==== Extract to read

CLP Beacon - Business Issues and Solutions

Saturday, June 25, 2016

Avoid the 4 Major Legal Risks for Start-ups

As a corporate executive, I tried to bond with lawyers who were business people first and foremost and not just ones trying to tell you why you cannot do something. However, over time, I learned that having a good legal mind attached to your project/business is critical for success. Why? Because a good business attorney is critical to manage the risks (and there always are risks) of the business.

If you remember the movie The Social Network, one of the original founders, Eduardo Saverin, did not pay attention to the terms of a contract he signed with Facebook’s Mark Zuckerberg. That cost him dearly although I have a hard time feeling bad for someone worth in excess of $5 Billion. It makes you think though that perhaps startups are different animals than normal businesses and perhaps the participants – the founders, employees and even the contractors – involved in a startup need to pay attention to several aspects of the business. By so doing, these participants can avoid the things that can go bump in the night.

I therefore, welcomed the opportunity to listen to Mark Skaist, co-chair of the corporate practice of Stradling Yocca Carlson & Rauth, one of the leading law firms in California, talk about the Legal Pitfalls in Entrepreneurship. And it is particularly relevant for me as a consultant to start-ups, a member of the boards of start-ups, a potential employee of a start-up, and as an angel investor with TechCoastAngels. I provide the following information as a convenience to the readers to be aware of these elements and strongly suggest that for legal advice see an attorney as they can help you avoid major issues. I took his talk and developed a simple checklist which can be used to ensure vital points are covered.

Mark laid out four areas that can create pitfalls. These areas are:
  • Capitalization/Equity
  • Taxes and financial obligations of company and executives
  • Intellectual Property
  • Employment



  1. Have you documented all the equity transactions? Type? Class of stock? To Whom? Number of shares?
  2. Have you sold to accredited or non-accredited investors? Were the rounds distinguishable?
  3. For equity to the founders, have you adequately described voting rights, vesting terms?  
  4. Do you have a contract with the founders regarding performance, trade secrets, non-competes and similar items?
  5. Do you have any “bad actors” as executives whose prior issues might result in a problem for future investors?
  6. Do you have acceptable deal terms for original and successor investors, specifically issues relating to non-dilution rights (which could be a problem) so you don’t have an investor having leverage over the company?
  7. Do you have convertible notes with a valuation cap (if so, make sure it’s not too low)? When is the maturity date? Is this date after the potential raise for the next round?

Taxes and financial obligation of company and executives

  1. How is the stock that is granted to the different shareholders and the executives valued?  Will there be a tax liability based on the valuation of the company as reflected in the share price? Are they truly founders shares worth only a few cents or has a prior round, e.g. friends and family, been offered at a higher value per share which may create a financial obligation to the grantee of the stock?
  2. Is the stock to be granted restricted stock or stock options and what type of options are they?
  3. How is the company being valued? Have you or will you use a third party for valuation of the equity?

Intellectual Property

  1. Have all IP developed by the employees, founders and third parties been formally assigned to the company?
  2. Have all the graphic designs, logos, domains, visual representations, iconography been assigned correctly to the company?
  3. If the company is licensing IP, are the agreements to license been signed and reviewed by attorneys?
  4. Is there a clear definition of trade secrets so there is no misunderstanding as to what constitutes a trade secret?

========

**Objective 1**:
According to the post on legal risks for start-ups, Mark Skaist co-chairs the corporate practice of which law firm?
The records have nothing to do with the text above.

==== Material provided

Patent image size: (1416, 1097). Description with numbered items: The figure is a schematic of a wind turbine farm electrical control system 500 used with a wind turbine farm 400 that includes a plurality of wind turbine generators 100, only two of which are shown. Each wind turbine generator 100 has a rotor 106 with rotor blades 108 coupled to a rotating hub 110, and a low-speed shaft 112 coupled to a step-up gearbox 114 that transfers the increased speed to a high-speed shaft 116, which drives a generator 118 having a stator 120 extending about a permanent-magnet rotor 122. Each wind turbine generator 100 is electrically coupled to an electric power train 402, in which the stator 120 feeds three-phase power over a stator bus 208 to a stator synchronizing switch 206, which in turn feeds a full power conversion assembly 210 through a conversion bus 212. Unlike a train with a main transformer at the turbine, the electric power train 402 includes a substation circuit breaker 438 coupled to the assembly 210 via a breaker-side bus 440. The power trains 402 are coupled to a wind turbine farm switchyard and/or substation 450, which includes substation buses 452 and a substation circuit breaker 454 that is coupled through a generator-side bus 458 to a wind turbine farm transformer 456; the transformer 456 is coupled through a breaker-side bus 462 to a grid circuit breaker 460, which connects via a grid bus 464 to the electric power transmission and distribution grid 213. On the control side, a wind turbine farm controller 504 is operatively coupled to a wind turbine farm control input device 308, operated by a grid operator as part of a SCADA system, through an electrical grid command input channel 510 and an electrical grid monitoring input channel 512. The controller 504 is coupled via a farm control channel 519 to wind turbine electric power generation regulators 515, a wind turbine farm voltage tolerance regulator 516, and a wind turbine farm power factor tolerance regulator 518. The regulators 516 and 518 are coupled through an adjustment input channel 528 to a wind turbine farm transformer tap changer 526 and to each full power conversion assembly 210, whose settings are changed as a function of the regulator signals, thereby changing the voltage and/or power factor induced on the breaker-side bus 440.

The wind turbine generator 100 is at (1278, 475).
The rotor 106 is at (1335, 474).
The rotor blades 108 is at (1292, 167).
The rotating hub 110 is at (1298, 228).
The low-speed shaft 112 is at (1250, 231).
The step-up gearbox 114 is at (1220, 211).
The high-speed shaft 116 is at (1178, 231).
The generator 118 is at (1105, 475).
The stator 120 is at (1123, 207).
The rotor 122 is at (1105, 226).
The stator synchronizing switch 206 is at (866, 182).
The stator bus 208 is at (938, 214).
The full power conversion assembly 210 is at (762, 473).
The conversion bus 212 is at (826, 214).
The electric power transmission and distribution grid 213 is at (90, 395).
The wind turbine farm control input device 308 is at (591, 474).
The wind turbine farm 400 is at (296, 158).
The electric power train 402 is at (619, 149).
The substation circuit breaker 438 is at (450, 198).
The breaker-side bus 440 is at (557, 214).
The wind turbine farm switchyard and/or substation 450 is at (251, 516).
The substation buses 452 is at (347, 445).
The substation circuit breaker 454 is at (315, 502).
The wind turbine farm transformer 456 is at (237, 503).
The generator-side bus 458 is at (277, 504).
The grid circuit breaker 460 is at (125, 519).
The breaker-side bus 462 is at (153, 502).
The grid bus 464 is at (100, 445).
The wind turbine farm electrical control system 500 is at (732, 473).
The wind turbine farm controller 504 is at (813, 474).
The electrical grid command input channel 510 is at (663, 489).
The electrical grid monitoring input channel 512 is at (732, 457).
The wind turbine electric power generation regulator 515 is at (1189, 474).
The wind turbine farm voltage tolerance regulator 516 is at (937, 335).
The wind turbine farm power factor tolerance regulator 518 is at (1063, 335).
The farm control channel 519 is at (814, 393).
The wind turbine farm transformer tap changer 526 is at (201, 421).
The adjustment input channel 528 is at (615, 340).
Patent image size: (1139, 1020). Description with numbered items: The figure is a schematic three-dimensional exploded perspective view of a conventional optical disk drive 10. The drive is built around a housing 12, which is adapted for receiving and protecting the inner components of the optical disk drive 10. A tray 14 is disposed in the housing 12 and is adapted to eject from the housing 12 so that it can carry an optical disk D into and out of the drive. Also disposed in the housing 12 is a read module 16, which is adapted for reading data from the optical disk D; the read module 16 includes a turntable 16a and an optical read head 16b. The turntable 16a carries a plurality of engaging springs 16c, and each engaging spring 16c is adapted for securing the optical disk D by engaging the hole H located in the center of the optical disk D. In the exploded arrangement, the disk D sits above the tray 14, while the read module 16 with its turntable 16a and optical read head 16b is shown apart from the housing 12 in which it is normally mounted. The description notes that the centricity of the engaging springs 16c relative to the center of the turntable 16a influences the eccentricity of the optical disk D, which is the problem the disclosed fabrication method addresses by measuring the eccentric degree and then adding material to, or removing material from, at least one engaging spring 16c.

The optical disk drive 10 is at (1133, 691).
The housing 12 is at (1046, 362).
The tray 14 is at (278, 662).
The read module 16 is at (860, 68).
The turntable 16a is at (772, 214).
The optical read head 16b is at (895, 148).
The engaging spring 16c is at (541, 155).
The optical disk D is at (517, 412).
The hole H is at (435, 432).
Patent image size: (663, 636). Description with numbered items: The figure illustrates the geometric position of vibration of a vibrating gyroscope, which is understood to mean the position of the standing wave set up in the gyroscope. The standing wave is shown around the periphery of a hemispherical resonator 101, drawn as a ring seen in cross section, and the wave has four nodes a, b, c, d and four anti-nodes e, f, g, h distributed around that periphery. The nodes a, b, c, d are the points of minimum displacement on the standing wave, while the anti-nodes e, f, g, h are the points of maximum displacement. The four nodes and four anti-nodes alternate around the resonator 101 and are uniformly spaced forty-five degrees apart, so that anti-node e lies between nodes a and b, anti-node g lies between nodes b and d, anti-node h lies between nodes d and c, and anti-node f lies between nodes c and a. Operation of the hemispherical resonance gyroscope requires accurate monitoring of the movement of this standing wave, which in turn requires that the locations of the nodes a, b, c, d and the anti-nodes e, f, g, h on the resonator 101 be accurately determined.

========

**Objective 2**:
Lay out the records from the line holding "Patent image size: (1139, 1020)." through the line holding "The hole H is at (435, 432).", inclusive, as a two-column CSV with columns input and output. Give one row per record, with the record's text under input and its answer under output, each as a single quoted field with line breaks replaced by spaces.

**Full solution 1**:
Stradling Yocca Carlson & Rauth

**Full solution 2**:
input,output
"Patent image size: (1139, 1020). Description with numbered items: The figure is a schematic three-dimensional exploded perspective view of a conventional optical disk drive 10. The drive is built around a housing 12, which is adapted for receiving and protecting the inner components of the optical disk drive 10. A tray 14 is disposed in the housing 12 and is adapted to eject from the housing 12 so that it can carry an optical disk D into and out of the drive. Also disposed in the housing 12 is a read module 16, which is adapted for reading data from the optical disk D; the read module 16 includes a turntable 16a and an optical read head 16b. The turntable 16a carries a plurality of engaging springs 16c, and each engaging spring 16c is adapted for securing the optical disk D by engaging the hole H located in the center of the optical disk D. In the exploded arrangement, the disk D sits above the tray 14, while the read module 16 with its turntable 16a and optical read head 16b is shown apart from the housing 12 in which it is normally mounted. The description notes that the centricity of the engaging springs 16c relative to the center of the turntable 16a influences the eccentricity of the optical disk D, which is the problem the disclosed fabrication method addresses by measuring the eccentric degree and then adding material to, or removing material from, at least one engaging spring 16c.","The optical disk drive 10 is at (1133, 691). The housing 12 is at (1046, 362). The tray 14 is at (278, 662). The read module 16 is at (860, 68). The turntable 16a is at (772, 214). The optical read head 16b is at (895, 148). The engaging spring 16c is at (541, 155). The optical disk D is at (517, 412). The hole H is at (435, 432)."